## [Problem details]
Your task is to copy the material exactly.

--- --- ---

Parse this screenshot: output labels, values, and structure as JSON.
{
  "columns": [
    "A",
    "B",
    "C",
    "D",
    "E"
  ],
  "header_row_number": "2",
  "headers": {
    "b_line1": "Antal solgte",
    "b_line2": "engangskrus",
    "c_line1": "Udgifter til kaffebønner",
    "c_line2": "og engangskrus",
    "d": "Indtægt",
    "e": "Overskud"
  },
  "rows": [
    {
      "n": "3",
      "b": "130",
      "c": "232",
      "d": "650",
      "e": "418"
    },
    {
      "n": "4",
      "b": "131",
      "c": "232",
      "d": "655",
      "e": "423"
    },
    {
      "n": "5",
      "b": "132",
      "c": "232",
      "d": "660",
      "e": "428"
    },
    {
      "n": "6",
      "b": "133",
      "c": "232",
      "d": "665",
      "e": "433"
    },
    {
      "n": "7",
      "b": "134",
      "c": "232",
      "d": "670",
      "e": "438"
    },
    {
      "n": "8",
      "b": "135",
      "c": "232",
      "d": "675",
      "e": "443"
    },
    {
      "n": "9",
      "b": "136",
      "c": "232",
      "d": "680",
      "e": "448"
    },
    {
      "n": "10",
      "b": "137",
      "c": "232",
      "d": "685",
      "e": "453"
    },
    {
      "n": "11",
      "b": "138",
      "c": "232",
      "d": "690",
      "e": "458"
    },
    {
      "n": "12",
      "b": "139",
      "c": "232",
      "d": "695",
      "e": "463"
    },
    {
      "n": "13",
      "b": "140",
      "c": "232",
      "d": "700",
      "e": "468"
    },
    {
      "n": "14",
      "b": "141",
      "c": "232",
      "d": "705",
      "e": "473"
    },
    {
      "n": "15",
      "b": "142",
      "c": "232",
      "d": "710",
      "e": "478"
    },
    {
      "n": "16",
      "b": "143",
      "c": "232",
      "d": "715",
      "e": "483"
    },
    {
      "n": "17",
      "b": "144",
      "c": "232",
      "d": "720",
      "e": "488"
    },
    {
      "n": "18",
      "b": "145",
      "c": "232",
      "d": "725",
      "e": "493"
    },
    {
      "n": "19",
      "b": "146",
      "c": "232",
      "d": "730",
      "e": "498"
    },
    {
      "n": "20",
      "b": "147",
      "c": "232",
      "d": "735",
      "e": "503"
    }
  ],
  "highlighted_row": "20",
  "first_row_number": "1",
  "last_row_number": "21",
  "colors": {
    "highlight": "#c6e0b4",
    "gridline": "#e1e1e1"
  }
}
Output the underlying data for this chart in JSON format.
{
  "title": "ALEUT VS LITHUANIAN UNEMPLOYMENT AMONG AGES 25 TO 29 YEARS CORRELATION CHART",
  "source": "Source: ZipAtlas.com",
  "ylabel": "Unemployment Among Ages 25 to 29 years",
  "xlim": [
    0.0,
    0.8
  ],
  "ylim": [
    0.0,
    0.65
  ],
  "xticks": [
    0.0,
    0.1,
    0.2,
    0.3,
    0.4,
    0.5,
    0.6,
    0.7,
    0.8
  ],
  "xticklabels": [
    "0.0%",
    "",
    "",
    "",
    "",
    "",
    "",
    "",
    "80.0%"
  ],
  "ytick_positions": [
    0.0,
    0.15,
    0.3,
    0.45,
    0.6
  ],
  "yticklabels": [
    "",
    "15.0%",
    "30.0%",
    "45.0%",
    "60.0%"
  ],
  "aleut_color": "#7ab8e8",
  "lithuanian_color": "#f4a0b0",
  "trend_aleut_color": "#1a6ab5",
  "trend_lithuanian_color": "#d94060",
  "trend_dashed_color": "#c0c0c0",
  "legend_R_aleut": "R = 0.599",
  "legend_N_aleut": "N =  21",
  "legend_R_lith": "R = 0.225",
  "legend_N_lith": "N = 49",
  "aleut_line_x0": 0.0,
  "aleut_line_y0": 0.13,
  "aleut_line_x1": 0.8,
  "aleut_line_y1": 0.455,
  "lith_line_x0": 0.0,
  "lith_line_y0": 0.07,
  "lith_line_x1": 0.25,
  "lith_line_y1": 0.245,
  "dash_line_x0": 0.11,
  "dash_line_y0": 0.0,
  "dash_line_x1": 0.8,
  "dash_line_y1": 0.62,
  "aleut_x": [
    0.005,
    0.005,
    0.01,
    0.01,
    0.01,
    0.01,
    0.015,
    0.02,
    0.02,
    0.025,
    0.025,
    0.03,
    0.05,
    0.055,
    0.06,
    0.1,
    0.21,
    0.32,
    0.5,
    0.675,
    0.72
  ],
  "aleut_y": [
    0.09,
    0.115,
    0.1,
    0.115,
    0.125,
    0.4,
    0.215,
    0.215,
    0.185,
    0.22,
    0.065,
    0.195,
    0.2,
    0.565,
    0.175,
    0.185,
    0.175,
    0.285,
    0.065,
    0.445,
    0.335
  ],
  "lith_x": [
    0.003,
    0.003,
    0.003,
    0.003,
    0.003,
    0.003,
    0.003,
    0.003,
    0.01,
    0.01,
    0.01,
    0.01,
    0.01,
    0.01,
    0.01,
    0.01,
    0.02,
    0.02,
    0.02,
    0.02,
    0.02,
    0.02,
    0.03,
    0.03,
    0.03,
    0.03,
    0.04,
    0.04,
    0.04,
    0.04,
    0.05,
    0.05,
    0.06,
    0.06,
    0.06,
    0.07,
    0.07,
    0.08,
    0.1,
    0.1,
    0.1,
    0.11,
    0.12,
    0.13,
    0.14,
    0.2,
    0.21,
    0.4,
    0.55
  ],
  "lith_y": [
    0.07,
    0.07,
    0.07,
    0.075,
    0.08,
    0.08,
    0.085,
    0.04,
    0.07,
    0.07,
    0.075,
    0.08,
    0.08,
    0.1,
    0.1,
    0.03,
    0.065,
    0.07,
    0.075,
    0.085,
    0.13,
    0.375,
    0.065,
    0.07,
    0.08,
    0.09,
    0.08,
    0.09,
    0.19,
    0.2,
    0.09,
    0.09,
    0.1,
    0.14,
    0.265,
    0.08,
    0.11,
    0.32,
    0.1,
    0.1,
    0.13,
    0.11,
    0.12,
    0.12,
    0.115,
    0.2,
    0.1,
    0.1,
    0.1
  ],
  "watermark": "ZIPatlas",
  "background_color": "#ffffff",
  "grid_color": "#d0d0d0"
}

--- --- ---

## [Exercise response]
Parse this screenshot: output labels, values, and structure as JSON.
{
  "columns": [
    "A",
    "B",
    "C",
    "D",
    "E"
  ],
  "header_row_number": "2",
  "headers": {
    "b_line1": "Antal solgte",
    "b_line2": "engangskrus",
    "c_line1": "Udgifter til kaffebønner",
    "c_line2": "og engangskrus",
    "d": "Indtægt",
    "e": "Overskud"
  },
  "rows": [
    {
      "n": "3",
      "b": "130",
      "c": "232",
      "d": "650",
      "e": "418"
    },
    {
      "n": "4",
      "b": "131",
      "c": "232",
      "d": "655",
      "e": "423"
    },
    {
      "n": "5",
      "b": "132",
      "c": "232",
      "d": "660",
      "e": "428"
    },
    {
      "n": "6",
      "b": "133",
      "c": "232",
      "d": "665",
      "e": "433"
    },
    {
      "n": "7",
      "b": "134",
      "c": "232",
      "d": "670",
      "e": "438"
    },
    {
      "n": "8",
      "b": "135",
      "c": "232",
      "d": "675",
      "e": "443"
    },
    {
      "n": "9",
      "b": "136",
      "c": "232",
      "d": "680",
      "e": "448"
    },
    {
      "n": "10",
      "b": "137",
      "c": "232",
      "d": "685",
      "e": "453"
    },
    {
      "n": "11",
      "b": "138",
      "c": "232",
      "d": "690",
      "e": "458"
    },
    {
      "n": "12",
      "b": "139",
      "c": "232",
      "d": "695",
      "e": "463"
    },
    {
      "n": "13",
      "b": "140",
      "c": "232",
      "d": "700",
      "e": "468"
    },
    {
      "n": "14",
      "b": "141",
      "c": "232",
      "d": "705",
      "e": "473"
    },
    {
      "n": "15",
      "b": "142",
      "c": "232",
      "d": "710",
      "e": "478"
    },
    {
      "n": "16",
      "b": "143",
      "c": "232",
      "d": "715",
      "e": "483"
    },
    {
      "n": "17",
      "b": "144",
      "c": "232",
      "d": "720",
      "e": "488"
    },
    {
      "n": "18",
      "b": "145",
      "c": "232",
      "d": "725",
      "e": "493"
    },
    {
      "n": "19",
      "b": "146",
      "c": "232",
      "d": "730",
      "e": "498"
    },
    {
      "n": "20",
      "b": "147",
      "c": "232",
      "d": "735",
      "e": "503"
    }
  ],
  "highlighted_row": "20",
  "first_row_number": "1",
  "last_row_number": "21",
  "colors": {
    "highlight": "#c6e0b4",
    "gridline": "#e1e1e1"
  }
}
Output the underlying data for this chart in JSON format.
{
  "title": "ALEUT VS LITHUANIAN UNEMPLOYMENT AMONG AGES 25 TO 29 YEARS CORRELATION CHART",
  "source": "Source: ZipAtlas.com",
  "ylabel": "Unemployment Among Ages 25 to 29 years",
  "xlim": [
    0.0,
    0.8
  ],
  "ylim": [
    0.0,
    0.65
  ],
  "xticks": [
    0.0,
    0.1,
    0.2,
    0.3,
    0.4,
    0.5,
    0.6,
    0.7,
    0.8
  ],
  "xticklabels": [
    "0.0%",
    "",
    "",
    "",
    "",
    "",
    "",
    "",
    "80.0%"
  ],
  "ytick_positions": [
    0.0,
    0.15,
    0.3,
    0.45,
    0.6
  ],
  "yticklabels": [
    "",
    "15.0%",
    "30.0%",
    "45.0%",
    "60.0%"
  ],
  "aleut_color": "#7ab8e8",
  "lithuanian_color": "#f4a0b0",
  "trend_aleut_color": "#1a6ab5",
  "trend_lithuanian_color": "#d94060",
  "trend_dashed_color": "#c0c0c0",
  "legend_R_aleut": "R = 0.599",
  "legend_N_aleut": "N =  21",
  "legend_R_lith": "R = 0.225",
  "legend_N_lith": "N = 49",
  "aleut_line_x0": 0.0,
  "aleut_line_y0": 0.13,
  "aleut_line_x1": 0.8,
  "aleut_line_y1": 0.455,
  "lith_line_x0": 0.0,
  "lith_line_y0": 0.07,
  "lith_line_x1": 0.25,
  "lith_line_y1": 0.245,
  "dash_line_x0": 0.11,
  "dash_line_y0": 0.0,
  "dash_line_x1": 0.8,
  "dash_line_y1": 0.62,
  "aleut_x": [
    0.005,
    0.005,
    0.01,
    0.01,
    0.01,
    0.01,
    0.015,
    0.02,
    0.02,
    0.025,
    0.025,
    0.03,
    0.05,
    0.055,
    0.06,
    0.1,
    0.21,
    0.32,
    0.5,
    0.675,
    0.72
  ],
  "aleut_y": [
    0.09,
    0.115,
    0.1,
    0.115,
    0.125,
    0.4,
    0.215,
    0.215,
    0.185,
    0.22,
    0.065,
    0.195,
    0.2,
    0.565,
    0.175,
    0.185,
    0.175,
    0.285,
    0.065,
    0.445,
    0.335
  ],
  "lith_x": [
    0.003,
    0.003,
    0.003,
    0.003,
    0.003,
    0.003,
    0.003,
    0.003,
    0.01,
    0.01,
    0.01,
    0.01,
    0.01,
    0.01,
    0.01,
    0.01,
    0.02,
    0.02,
    0.02,
    0.02,
    0.02,
    0.02,
    0.03,
    0.03,
    0.03,
    0.03,
    0.04,
    0.04,
    0.04,
    0.04,
    0.05,
    0.05,
    0.06,
    0.06,
    0.06,
    0.07,
    0.07,
    0.08,
    0.1,
    0.1,
    0.1,
    0.11,
    0.12,
    0.13,
    0.14,
    0.2,
    0.21,
    0.4,
    0.55
  ],
  "lith_y": [
    0.07,
    0.07,
    0.07,
    0.075,
    0.08,
    0.08,
    0.085,
    0.04,
    0.07,
    0.07,
    0.075,
    0.08,
    0.08,
    0.1,
    0.1,
    0.03,
    0.065,
    0.07,
    0.075,
    0.085,
    0.13,
    0.375,
    0.065,
    0.07,
    0.08,
    0.09,
    0.08,
    0.09,
    0.19,
    0.2,
    0.09,
    0.09,
    0.1,
    0.14,
    0.265,
    0.08,
    0.11,
    0.32,
    0.1,
    0.1,
    0.13,
    0.11,
    0.12,
    0.12,
    0.115,
    0.2,
    0.1,
    0.1,
    0.1
  ],
  "watermark": "ZIPatlas",
  "background_color": "#ffffff",
  "grid_color": "#d0d0d0"
}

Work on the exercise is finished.